DIRECTIONS FOR THIS TASK: Where a line holds the string "AGGRESSIV", return that line.

--- Begin ---

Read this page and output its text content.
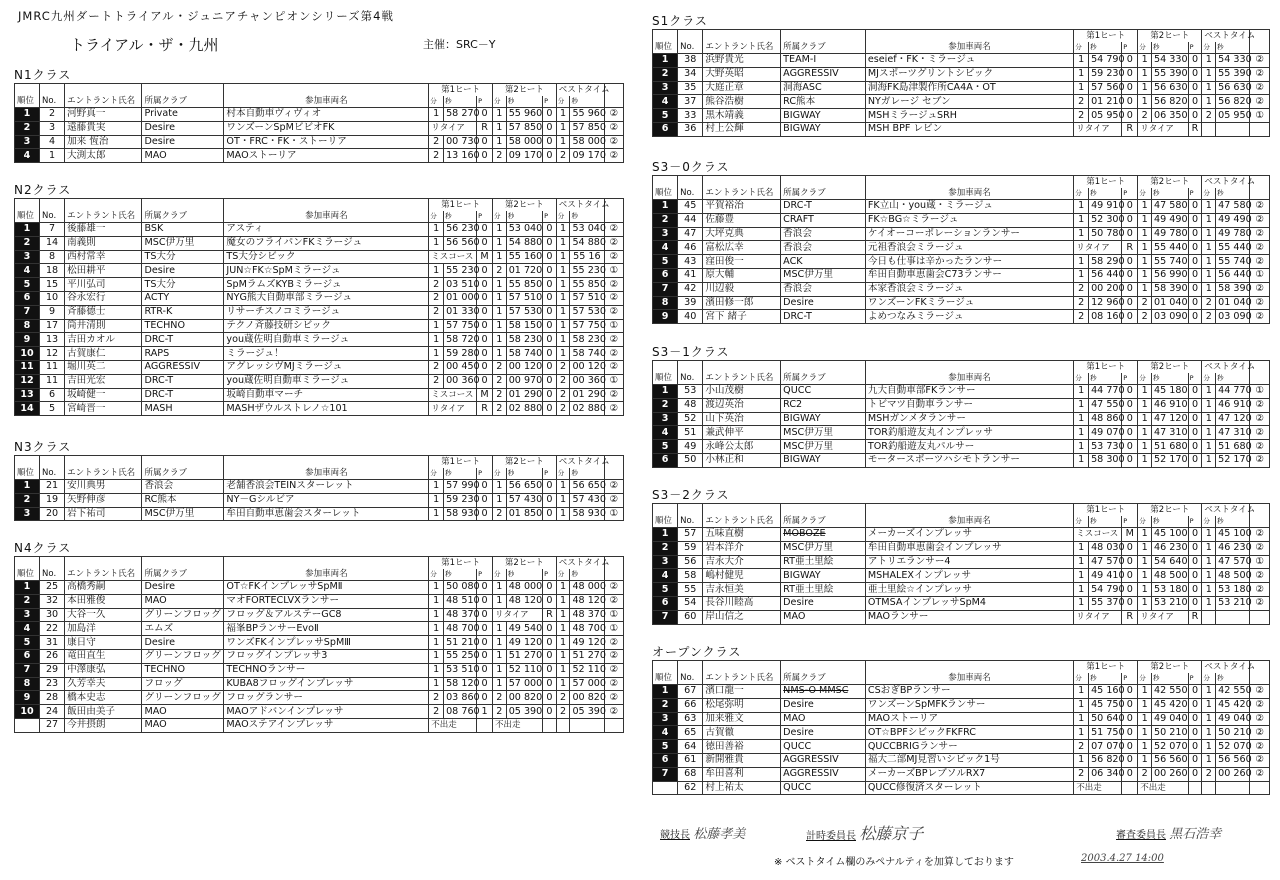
JMRC九州ダートトライアル・ジュニアチャンピオンシリーズ第4戦
トライアル・ザ・九州	主催：SRC－Y
N1クラス
					第1ヒート			第2ヒート			ベストタイム		
順位	No.	エントラント氏名	所属クラブ	参加車両名	分	秒	P	分	秒	P	分	秒	
1	2	河野真一	Private	村本自動車ヴィヴィオ	1	58 270	0	1	55 960	0	1	55 960	②
2	3	遠藤貴実	Desire	ワンズーンSpMビビオFK	リタイア		R	1	57 850	0	1	57 850	②
3	4	加来 恆治	Desire	OT・FRC・FK・ストーリア	2	00 730	0	1	58 000	0	1	58 000	②
4	1	大渕太郎	MAO	MAOストーリア	2	13 160	0	2	09 170	0	2	09 170	②
N2クラス
					第1ヒート			第2ヒート			ベストタイム		
順位	No.	エントラント氏名	所属クラブ	参加車両名	分	秒	P	分	秒	P	分	秒	
1	7	後藤雄一	BSK	アスティ	1	56 230	0	1	53 040	0	1	53 040	②
2	14	南義則	MSC伊万里	魔女のフライパンFKミラージュ	1	56 560	0	1	54 880	0	1	54 880	②
3	8	西村常幸	TS大分	TS大分シビック	ミスコース		M	1	55 160	0	1	55 16	②
4	18	松田耕平	Desire	JUN☆FK☆SpMミラージュ	1	55 230	0	2	01 720	0	1	55 230	①
5	15	平川弘司	TS大分	SpMラムズKYBミラージュ	2	03 510	0	1	55 850	0	1	55 850	②
6	10	谷永宏行	ACTY	NYG熊大自動車部ミラージュ	2	01 000	0	1	57 510	0	1	57 510	②
7	9	斉藤德士	RTR-K	リサーチスノコミラージュ	2	01 330	0	1	57 530	0	1	57 530	②
8	17	筒井清則	TECHNO	テクノ斉藤技研シビック	1	57 750	0	1	58 150	0	1	57 750	①
9	13	吉田カオル	DRC-T	you蔵佐明自動車ミラージュ	1	58 720	0	1	58 230	0	1	58 230	②
10	12	古賀康仁	RAPS	ミラージュ！	1	59 280	0	1	58 740	0	1	58 740	②
11	11	堀川英二	AGGRESSIV	アグレッシヴMJミラージュ	2	00 450	0	2	00 120	0	2	00 120	②
12	11	吉田光宏	DRC-T	you蔵佐明自動車ミラージュ	2	00 360	0	2	00 970	0	2	00 360	①
13	6	坂崎健一	DRC-T	坂崎自動車マーチ	ミスコース		M	2	01 290	0	2	01 290	②
14	5	宮崎晋一	MASH	MASHザウルストレノ☆101	リタイア		R	2	02 880	0	2	02 880	②
N3クラス
					第1ヒート			第2ヒート			ベストタイム		
順位	No.	エントラント氏名	所属クラブ	参加車両名	分	秒	P	分	秒	P	分	秒	
1	21	安川典男	香浪会	老舗香浪会TEINスターレット	1	57 990	0	1	56 650	0	1	56 650	②
2	19	矢野伸彦	RC熊本	NY－Gシルビア	1	59 230	0	1	57 430	0	1	57 430	②
3	20	岩下祐司	MSC伊万里	牟田自動車恵歯会スターレット	1	58 930	0	2	01 850	0	1	58 930	①
N4クラス
					第1ヒート			第2ヒート			ベストタイム		
順位	No.	エントラント氏名	所属クラブ	参加車両名	分	秒	P	分	秒	P	分	秒	
1	25	高橋秀嗣	Desire	OT☆FKインプレッサSpMⅡ	1	50 080	0	1	48 000	0	1	48 000	②
2	32	本田雅俊	MAO	マオFORTECLVXランサー	1	48 510	0	1	48 120	0	1	48 120	②
3	30	大谷一久	グリーンフロッグ	フロッグ＆アルステーGC8	1	48 370	0	リタイア		R	1	48 370	①
4	22	加島洋	エムズ	福峯BPランサーEvoⅡ	1	48 700	0	1	49 540	0	1	48 700	①
5	31	康日守	Desire	ワンズFKインプレッサSpMⅢ	1	51 210	0	1	49 120	0	1	49 120	②
6	26	竜田直生	グリーンフロッグ	フロッグインプレッサ3	1	55 250	0	1	51 270	0	1	51 270	②
7	29	中澤康弘	TECHNO	TECHNOランサー	1	53 510	0	1	52 110	0	1	52 110	②
8	23	久芳幸夫	フロッグ	KUBA8フロッグインプレッサ	1	58 120	0	1	57 000	0	1	57 000	②
9	28	橋本史志	グリーンフロッグ	フロッグランサー	2	03 860	0	2	00 820	0	2	00 820	②
10	24	飯田由美子	MAO	MAOアドバンインプレッサ	2	08 760	1	2	05 390	0	2	05 390	②
	27	今井摂朗	MAO	MAOステアインプレッサ	不出走			不出走					
S1クラス
					第1ヒート			第2ヒート			ベストタイム		
順位	No.	エントラント氏名	所属クラブ	参加車両名	分	秒	P	分	秒	P	分	秒	
1	38	浜野貴光	TEAM-I	eseief・FK・ミラージュ	1	54 790	0	1	54 330	0	1	54 330	②
2	34	大野英昭	AGGRESSIV	MJスポーツグリントシビック	1	59 230	0	1	55 390	0	1	55 390	②
3	35	大庭正章	洞海ASC	洞海FK島津製作所CA4A・OT	1	57 560	0	1	56 630	0	1	56 630	②
4	37	熊谷浩樹	RC熊本	NYガレージ セブン	2	01 210	0	1	56 820	0	1	56 820	②
5	33	黒木靖義	BIGWAY	MSHミラージュSRH	2	05 950	0	2	06 350	0	2	05 950	①
6	36	村上公輝	BIGWAY	MSH BPF レビン	リタイア		R	リタイア		R			
S3－0クラス
					第1ヒート			第2ヒート			ベストタイム		
順位	No.	エントラント氏名	所属クラブ	参加車両名	分	秒	P	分	秒	P	分	秒	
1	45	平賀裕治	DRC-T	FK立山・you蔵・ミラージュ	1	49 910	0	1	47 580	0	1	47 580	②
2	44	佐藤豊	CRAFT	FK☆BG☆ミラージュ	1	52 300	0	1	49 490	0	1	49 490	②
3	47	大坪克典	香浪会	ケイオーコーポレーションランサー	1	50 780	0	1	49 780	0	1	49 780	②
4	46	富松広幸	香浪会	元祖香浪会ミラージュ	リタイア		R	1	55 440	0	1	55 440	②
5	43	窪田俊一	ACK	今日も仕事は辛かったランサー	1	58 290	0	1	55 740	0	1	55 740	②
6	41	原大輔	MSC伊万里	牟田自動車恵歯会C73ランサー	1	56 440	0	1	56 990	0	1	56 440	①
7	42	川辺毅	香浪会	本家香浪会ミラージュ	2	00 200	0	1	58 390	0	1	58 390	②
8	39	濱田修一郎	Desire	ワンズーンFKミラージュ	2	12 960	0	2	01 040	0	2	01 040	②
9	40	宮下 緒子	DRC-T	よめつなみミラージュ	2	08 160	0	2	03 090	0	2	03 090	②
S3－1クラス
					第1ヒート			第2ヒート			ベストタイム		
順位	No.	エントラント氏名	所属クラブ	参加車両名	分	秒	P	分	秒	P	分	秒	
1	53	小山茂樹	QUCC	九大自動車部FKランサー	1	44 770	0	1	45 180	0	1	44 770	①
2	48	渡辺英治	RC2	トビマツ自動車ランサー	1	47 550	0	1	46 910	0	1	46 910	②
3	52	山下英治	BIGWAY	MSHガンメタランサー	1	48 860	0	1	47 120	0	1	47 120	②
4	51	兼武伸平	MSC伊万里	TOR釣船遊友丸インプレッサ	1	49 070	0	1	47 310	0	1	47 310	②
5	49	永峰公太郎	MSC伊万里	TOR釣船遊友丸パルサー	1	53 730	0	1	51 680	0	1	51 680	②
6	50	小林正和	BIGWAY	モータースポーツハシモトランサー	1	58 300	0	1	52 170	0	1	52 170	②
S3－2クラス
					第1ヒート			第2ヒート			ベストタイム		
順位	No.	エントラント氏名	所属クラブ	参加車両名	分	秒	P	分	秒	P	分	秒	
1	57	五味直樹	MOBOZE	メーカーズインプレッサ	ミスコース		M	1	45 100	0	1	45 100	②
2	59	岩本洋介	MSC伊万里	牟田自動車恵歯会インプレッサ	1	48 030	0	1	46 230	0	1	46 230	②
3	56	吉永大介	RT亜土里絵	アトリエランサー4	1	47 570	0	1	54 640	0	1	47 570	①
4	58	嶋村健児	BIGWAY	MSHALEXインプレッサ	1	49 410	0	1	48 500	0	1	48 500	②
5	55	吉永恒美	RT亜土里絵	亜土里絵☆インプレッサ	1	54 790	0	1	53 180	0	1	53 180	②
6	54	長谷川睦高	Desire	OTMSAインプレッサSpM4	1	55 370	0	1	53 210	0	1	53 210	②
7	60	岸山信之	MAO	MAOランサー	リタイア		R	リタイア		R			
オープンクラス
					第1ヒート			第2ヒート			ベストタイム		
順位	No.	エントラント氏名	所属クラブ	参加車両名	分	秒	P	分	秒	P	分	秒	
1	67	濱口龍一	NMS-O MMSC	CSおぎBPランサー	1	45 160	0	1	42 550	0	1	42 550	②
2	66	松尾弥明	Desire	ワンズーンSpMFKランサー	1	45 750	0	1	45 420	0	1	45 420	②
3	63	加来雅文	MAO	MAOストーリア	1	50 640	0	1	49 040	0	1	49 040	②
4	65	古賀徹	Desire	OT☆BPFシビックFKFRC	1	51 750	0	1	50 210	0	1	50 210	②
5	64	徳田善裕	QUCC	QUCCBRIGランサー	2	07 070	0	1	52 070	0	1	52 070	②
6	61	新開雅貴	AGGRESSIV	福大二部MJ見習いシビック1号	1	56 820	0	1	56 560	0	1	56 560	②
7	68	牟田喜利	AGGRESSIV	メーカーズBPレブソルRX7	2	06 340	0	2	00 260	0	2	00 260	②
	62	村上祐太	QUCC	QUCC修復済スターレット	不出走			不出走					
競技長 松藤孝美	計時委員長 松藤京子	審査委員長 黒石浩幸
※ ベストタイム欄のみペナルティを加算しております	2003.4.27 14:00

--- End ---

RESPONSE FOR THIS EXERCISE:
11	11	堀川英二	AGGRESSIV	アグレッシヴMJミラージュ	2	00 450	0	2	00 120	0	2	00 120	②
2	34	大野英昭	AGGRESSIV	MJスポーツグリントシビック	1	59 230	0	1	55 390	0	1	55 390	②
6	61	新開雅貴	AGGRESSIV	福大二部MJ見習いシビック1号	1	56 820	0	1	56 560	0	1	56 560	②
7	68	牟田喜利	AGGRESSIV	メーカーズBPレブソルRX7	2	06 340	0	2	00 260	0	2	00 260	②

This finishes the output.